◆ What to produce: Return all of the entries exactly, with nothing added or left out.

--------------------

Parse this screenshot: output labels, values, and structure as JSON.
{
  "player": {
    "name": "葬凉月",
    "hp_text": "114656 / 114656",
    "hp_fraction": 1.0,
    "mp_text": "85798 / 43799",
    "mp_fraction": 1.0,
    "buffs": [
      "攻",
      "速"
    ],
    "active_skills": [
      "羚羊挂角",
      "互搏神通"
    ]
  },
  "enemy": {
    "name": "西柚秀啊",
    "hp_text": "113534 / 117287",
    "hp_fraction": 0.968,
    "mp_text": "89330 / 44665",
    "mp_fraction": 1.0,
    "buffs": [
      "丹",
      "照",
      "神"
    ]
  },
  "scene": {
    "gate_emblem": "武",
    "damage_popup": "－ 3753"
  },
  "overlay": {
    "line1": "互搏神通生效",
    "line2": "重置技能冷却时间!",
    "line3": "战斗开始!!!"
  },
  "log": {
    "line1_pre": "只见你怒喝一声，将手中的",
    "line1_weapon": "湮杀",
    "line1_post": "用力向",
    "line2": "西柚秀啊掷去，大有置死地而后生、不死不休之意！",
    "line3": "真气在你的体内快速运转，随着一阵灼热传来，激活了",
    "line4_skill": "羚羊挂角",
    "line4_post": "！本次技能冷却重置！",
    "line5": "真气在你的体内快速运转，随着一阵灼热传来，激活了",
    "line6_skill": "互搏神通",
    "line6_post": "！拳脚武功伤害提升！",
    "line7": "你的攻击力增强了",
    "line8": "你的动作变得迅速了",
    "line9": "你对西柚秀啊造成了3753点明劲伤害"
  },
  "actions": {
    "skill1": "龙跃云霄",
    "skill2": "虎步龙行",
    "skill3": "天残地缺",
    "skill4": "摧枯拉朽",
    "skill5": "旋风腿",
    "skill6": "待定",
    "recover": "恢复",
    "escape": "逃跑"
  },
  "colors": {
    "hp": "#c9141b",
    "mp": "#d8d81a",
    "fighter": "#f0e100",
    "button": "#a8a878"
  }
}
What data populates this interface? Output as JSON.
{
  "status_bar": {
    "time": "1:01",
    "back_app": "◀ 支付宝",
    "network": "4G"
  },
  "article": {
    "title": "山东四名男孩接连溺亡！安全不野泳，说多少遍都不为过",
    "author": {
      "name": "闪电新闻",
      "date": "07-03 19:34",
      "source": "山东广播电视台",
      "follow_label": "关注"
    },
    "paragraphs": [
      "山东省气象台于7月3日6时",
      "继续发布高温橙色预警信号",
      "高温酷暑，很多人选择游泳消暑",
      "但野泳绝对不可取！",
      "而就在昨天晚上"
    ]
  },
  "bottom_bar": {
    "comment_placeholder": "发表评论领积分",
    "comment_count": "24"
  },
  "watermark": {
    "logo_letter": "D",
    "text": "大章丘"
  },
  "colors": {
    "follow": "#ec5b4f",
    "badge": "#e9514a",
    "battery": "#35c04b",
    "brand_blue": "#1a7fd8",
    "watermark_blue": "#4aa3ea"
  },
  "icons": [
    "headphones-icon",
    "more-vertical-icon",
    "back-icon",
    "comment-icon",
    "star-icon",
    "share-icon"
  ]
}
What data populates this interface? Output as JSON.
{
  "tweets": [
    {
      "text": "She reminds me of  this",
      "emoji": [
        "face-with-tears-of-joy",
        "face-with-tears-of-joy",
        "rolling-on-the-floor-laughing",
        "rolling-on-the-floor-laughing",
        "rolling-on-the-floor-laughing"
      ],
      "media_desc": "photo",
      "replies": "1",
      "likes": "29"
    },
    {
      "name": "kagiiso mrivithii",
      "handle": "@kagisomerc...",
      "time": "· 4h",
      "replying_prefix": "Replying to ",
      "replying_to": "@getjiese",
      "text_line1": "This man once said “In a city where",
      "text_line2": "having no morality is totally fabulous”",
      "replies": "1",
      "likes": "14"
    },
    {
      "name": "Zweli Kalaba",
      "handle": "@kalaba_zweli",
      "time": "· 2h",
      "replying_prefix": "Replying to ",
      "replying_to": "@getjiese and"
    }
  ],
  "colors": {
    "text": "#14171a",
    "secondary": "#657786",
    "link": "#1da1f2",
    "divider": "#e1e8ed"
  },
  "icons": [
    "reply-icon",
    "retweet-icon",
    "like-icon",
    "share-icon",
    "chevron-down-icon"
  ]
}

--------------------

◆ Solution for this task:
Parse this screenshot: output labels, values, and structure as JSON.
{
  "player": {
    "name": "葬凉月",
    "hp_text": "114656 / 114656",
    "hp_fraction": 1.0,
    "mp_text": "85798 / 43799",
    "mp_fraction": 1.0,
    "buffs": [
      "攻",
      "速"
    ],
    "active_skills": [
      "羚羊挂角",
      "互搏神通"
    ]
  },
  "enemy": {
    "name": "西柚秀啊",
    "hp_text": "113534 / 117287",
    "hp_fraction": 0.968,
    "mp_text": "89330 / 44665",
    "mp_fraction": 1.0,
    "buffs": [
      "丹",
      "照",
      "神"
    ]
  },
  "scene": {
    "gate_emblem": "武",
    "damage_popup": "－ 3753"
  },
  "overlay": {
    "line1": "互搏神通生效",
    "line2": "重置技能冷却时间!",
    "line3": "战斗开始!!!"
  },
  "log": {
    "line1_pre": "只见你怒喝一声，将手中的",
    "line1_weapon": "湮杀",
    "line1_post": "用力向",
    "line2": "西柚秀啊掷去，大有置死地而后生、不死不休之意！",
    "line3": "真气在你的体内快速运转，随着一阵灼热传来，激活了",
    "line4_skill": "羚羊挂角",
    "line4_post": "！本次技能冷却重置！",
    "line5": "真气在你的体内快速运转，随着一阵灼热传来，激活了",
    "line6_skill": "互搏神通",
    "line6_post": "！拳脚武功伤害提升！",
    "line7": "你的攻击力增强了",
    "line8": "你的动作变得迅速了",
    "line9": "你对西柚秀啊造成了3753点明劲伤害"
  },
  "actions": {
    "skill1": "龙跃云霄",
    "skill2": "虎步龙行",
    "skill3": "天残地缺",
    "skill4": "摧枯拉朽",
    "skill5": "旋风腿",
    "skill6": "待定",
    "recover": "恢复",
    "escape": "逃跑"
  },
  "colors": {
    "hp": "#c9141b",
    "mp": "#d8d81a",
    "fighter": "#f0e100",
    "button": "#a8a878"
  }
}
What data populates this interface? Output as JSON.
{
  "status_bar": {
    "time": "1:01",
    "back_app": "◀ 支付宝",
    "network": "4G"
  },
  "article": {
    "title": "山东四名男孩接连溺亡！安全不野泳，说多少遍都不为过",
    "author": {
      "name": "闪电新闻",
      "date": "07-03 19:34",
      "source": "山东广播电视台",
      "follow_label": "关注"
    },
    "paragraphs": [
      "山东省气象台于7月3日6时",
      "继续发布高温橙色预警信号",
      "高温酷暑，很多人选择游泳消暑",
      "但野泳绝对不可取！",
      "而就在昨天晚上"
    ]
  },
  "bottom_bar": {
    "comment_placeholder": "发表评论领积分",
    "comment_count": "24"
  },
  "watermark": {
    "logo_letter": "D",
    "text": "大章丘"
  },
  "colors": {
    "follow": "#ec5b4f",
    "badge": "#e9514a",
    "battery": "#35c04b",
    "brand_blue": "#1a7fd8",
    "watermark_blue": "#4aa3ea"
  },
  "icons": [
    "headphones-icon",
    "more-vertical-icon",
    "back-icon",
    "comment-icon",
    "star-icon",
    "share-icon"
  ]
}
What data populates this interface? Output as JSON.
{
  "tweets": [
    {
      "text": "She reminds me of  this",
      "emoji": [
        "face-with-tears-of-joy",
        "face-with-tears-of-joy",
        "rolling-on-the-floor-laughing",
        "rolling-on-the-floor-laughing",
        "rolling-on-the-floor-laughing"
      ],
      "media_desc": "photo",
      "replies": "1",
      "likes": "29"
    },
    {
      "name": "kagiiso mrivithii",
      "handle": "@kagisomerc...",
      "time": "· 4h",
      "replying_prefix": "Replying to ",
      "replying_to": "@getjiese",
      "text_line1": "This man once said “In a city where",
      "text_line2": "having no morality is totally fabulous”",
      "replies": "1",
      "likes": "14"
    },
    {
      "name": "Zweli Kalaba",
      "handle": "@kalaba_zweli",
      "time": "· 2h",
      "replying_prefix": "Replying to ",
      "replying_to": "@getjiese and"
    }
  ],
  "colors": {
    "text": "#14171a",
    "secondary": "#657786",
    "link": "#1da1f2",
    "divider": "#e1e8ed"
  },
  "icons": [
    "reply-icon",
    "retweet-icon",
    "like-icon",
    "share-icon",
    "chevron-down-icon"
  ]
}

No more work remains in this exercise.